> Short task: Pick out the lines below that contain the string "legend" and copy them all.

> Data for this task:
+--

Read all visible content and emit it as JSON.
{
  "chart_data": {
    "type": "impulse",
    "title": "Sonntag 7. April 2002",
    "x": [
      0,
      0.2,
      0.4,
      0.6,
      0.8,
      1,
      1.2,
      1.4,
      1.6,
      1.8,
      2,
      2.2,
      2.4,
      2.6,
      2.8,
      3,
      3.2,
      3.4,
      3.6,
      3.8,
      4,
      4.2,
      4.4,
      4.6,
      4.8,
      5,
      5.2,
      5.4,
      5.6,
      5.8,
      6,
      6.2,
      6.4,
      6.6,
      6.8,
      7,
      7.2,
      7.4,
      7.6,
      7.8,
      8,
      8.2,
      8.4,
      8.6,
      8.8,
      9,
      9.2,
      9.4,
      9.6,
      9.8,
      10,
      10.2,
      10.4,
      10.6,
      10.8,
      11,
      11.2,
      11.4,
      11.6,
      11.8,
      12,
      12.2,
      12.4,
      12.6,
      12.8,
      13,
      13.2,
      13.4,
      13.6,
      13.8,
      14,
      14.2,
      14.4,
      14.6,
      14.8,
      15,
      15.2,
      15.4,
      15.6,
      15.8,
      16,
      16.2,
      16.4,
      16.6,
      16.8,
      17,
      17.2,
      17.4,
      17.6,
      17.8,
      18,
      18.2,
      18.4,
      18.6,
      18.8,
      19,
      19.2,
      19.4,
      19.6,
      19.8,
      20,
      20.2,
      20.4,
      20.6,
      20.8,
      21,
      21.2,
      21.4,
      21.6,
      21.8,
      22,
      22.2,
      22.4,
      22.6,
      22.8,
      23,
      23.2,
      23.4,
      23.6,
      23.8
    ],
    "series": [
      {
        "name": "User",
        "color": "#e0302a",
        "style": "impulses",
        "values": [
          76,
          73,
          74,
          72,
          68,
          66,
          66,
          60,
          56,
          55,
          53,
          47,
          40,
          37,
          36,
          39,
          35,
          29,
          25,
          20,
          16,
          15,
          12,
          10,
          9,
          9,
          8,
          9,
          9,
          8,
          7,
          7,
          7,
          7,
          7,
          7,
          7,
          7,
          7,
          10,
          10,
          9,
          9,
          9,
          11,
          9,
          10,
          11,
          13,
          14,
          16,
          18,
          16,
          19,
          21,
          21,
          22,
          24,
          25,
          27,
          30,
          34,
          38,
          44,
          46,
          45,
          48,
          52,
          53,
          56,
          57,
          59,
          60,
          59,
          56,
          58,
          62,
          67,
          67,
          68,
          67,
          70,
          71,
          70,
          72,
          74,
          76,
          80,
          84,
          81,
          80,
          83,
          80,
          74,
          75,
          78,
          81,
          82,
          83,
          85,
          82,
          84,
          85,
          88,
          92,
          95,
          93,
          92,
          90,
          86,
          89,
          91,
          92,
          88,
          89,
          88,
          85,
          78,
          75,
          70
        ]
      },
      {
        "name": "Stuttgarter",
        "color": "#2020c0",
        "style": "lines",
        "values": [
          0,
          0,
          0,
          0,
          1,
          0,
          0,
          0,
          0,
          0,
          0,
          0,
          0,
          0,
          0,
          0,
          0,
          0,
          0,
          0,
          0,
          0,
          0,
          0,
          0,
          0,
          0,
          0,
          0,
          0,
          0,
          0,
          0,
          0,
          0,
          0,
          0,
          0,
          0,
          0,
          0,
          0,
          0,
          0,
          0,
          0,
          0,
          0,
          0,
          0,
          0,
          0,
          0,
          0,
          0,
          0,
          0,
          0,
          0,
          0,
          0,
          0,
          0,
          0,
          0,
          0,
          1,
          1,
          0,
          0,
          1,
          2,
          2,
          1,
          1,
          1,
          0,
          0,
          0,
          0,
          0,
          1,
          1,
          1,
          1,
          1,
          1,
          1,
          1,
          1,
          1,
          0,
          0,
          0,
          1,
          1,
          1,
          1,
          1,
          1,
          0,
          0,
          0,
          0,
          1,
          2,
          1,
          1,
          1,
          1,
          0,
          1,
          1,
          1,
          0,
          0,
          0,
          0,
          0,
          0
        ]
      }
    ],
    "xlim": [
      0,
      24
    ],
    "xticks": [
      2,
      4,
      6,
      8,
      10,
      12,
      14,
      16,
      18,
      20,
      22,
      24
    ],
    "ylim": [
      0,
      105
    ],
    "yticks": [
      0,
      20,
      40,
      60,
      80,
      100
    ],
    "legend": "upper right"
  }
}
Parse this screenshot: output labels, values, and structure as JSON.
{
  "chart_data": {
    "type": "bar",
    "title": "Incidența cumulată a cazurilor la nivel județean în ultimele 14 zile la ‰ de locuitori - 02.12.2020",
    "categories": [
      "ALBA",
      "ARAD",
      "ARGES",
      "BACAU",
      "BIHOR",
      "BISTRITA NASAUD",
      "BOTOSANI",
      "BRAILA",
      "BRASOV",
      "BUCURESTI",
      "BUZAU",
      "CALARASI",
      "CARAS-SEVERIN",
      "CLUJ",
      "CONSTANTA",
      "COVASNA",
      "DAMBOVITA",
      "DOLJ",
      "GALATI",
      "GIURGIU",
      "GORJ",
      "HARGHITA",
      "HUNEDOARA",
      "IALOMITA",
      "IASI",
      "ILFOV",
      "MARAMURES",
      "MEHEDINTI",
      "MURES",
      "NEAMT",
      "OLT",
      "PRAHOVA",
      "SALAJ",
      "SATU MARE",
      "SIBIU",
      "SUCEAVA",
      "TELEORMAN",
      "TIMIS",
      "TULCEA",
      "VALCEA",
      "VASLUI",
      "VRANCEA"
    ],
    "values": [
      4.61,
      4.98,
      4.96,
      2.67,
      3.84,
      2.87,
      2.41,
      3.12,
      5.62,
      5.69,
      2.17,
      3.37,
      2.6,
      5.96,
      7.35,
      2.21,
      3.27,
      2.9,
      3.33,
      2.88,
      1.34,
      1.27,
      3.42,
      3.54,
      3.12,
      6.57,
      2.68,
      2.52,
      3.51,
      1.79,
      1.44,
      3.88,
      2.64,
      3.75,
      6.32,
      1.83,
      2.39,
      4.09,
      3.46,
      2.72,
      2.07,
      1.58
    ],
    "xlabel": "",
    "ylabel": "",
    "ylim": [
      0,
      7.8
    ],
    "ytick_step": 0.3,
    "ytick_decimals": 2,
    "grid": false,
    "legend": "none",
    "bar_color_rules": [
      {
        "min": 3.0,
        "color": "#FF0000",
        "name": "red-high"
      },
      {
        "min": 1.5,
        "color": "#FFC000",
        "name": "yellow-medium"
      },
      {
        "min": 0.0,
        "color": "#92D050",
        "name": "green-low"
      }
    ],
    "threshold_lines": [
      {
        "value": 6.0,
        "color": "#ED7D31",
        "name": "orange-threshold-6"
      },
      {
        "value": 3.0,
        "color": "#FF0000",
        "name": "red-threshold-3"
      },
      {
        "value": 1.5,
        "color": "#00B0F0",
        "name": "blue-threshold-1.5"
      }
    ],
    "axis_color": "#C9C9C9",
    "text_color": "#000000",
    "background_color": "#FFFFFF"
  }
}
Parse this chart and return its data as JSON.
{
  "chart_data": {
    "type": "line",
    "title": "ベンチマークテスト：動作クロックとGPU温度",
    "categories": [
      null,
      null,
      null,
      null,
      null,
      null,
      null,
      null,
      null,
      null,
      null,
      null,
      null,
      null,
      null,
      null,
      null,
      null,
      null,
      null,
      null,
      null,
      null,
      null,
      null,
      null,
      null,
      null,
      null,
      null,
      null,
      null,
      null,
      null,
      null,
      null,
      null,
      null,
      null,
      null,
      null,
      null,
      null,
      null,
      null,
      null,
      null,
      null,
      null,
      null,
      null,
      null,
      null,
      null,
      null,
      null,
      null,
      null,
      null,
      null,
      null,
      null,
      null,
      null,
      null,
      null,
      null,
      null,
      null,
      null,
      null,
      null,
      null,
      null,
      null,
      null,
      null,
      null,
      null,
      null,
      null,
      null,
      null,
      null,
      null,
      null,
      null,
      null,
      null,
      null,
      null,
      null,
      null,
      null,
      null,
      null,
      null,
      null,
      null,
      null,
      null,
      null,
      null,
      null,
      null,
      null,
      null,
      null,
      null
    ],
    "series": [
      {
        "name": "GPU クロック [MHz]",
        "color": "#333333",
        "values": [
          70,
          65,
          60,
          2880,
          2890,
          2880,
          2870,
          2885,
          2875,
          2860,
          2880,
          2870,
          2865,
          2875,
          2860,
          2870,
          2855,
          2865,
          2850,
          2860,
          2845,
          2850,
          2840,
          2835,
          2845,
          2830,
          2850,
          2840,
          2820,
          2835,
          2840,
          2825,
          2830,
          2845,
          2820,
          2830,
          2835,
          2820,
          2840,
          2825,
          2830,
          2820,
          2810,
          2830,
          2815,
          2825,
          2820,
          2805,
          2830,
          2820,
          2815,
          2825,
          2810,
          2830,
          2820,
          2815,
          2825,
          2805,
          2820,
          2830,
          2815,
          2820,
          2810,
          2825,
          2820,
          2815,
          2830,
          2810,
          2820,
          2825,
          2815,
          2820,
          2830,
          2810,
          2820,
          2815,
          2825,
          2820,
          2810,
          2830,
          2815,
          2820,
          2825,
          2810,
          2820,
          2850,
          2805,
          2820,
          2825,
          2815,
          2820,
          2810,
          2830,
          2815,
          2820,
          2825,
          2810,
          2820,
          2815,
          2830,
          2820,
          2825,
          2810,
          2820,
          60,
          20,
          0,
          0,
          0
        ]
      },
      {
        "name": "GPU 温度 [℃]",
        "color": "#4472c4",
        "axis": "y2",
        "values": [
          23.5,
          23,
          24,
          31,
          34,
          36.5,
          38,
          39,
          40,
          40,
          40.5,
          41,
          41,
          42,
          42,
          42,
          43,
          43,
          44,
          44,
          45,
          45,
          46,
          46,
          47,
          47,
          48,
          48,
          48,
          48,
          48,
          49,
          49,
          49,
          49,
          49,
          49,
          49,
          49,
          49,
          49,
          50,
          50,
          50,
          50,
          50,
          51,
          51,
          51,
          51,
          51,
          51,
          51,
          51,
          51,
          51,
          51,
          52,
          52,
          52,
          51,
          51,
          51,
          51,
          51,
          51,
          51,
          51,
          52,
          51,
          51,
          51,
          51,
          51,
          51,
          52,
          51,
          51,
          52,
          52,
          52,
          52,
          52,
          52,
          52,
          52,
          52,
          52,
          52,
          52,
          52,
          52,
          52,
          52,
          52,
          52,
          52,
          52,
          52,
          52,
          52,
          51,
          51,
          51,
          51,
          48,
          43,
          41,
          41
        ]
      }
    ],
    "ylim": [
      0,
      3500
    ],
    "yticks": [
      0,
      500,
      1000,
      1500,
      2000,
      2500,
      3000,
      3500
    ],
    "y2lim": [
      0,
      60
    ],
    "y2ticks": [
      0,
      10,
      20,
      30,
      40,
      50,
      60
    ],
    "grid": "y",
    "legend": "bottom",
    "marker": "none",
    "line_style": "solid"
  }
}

+--

> Output of the task:
    "legend": "upper right"
    "legend": "none",
    "legend": "bottom",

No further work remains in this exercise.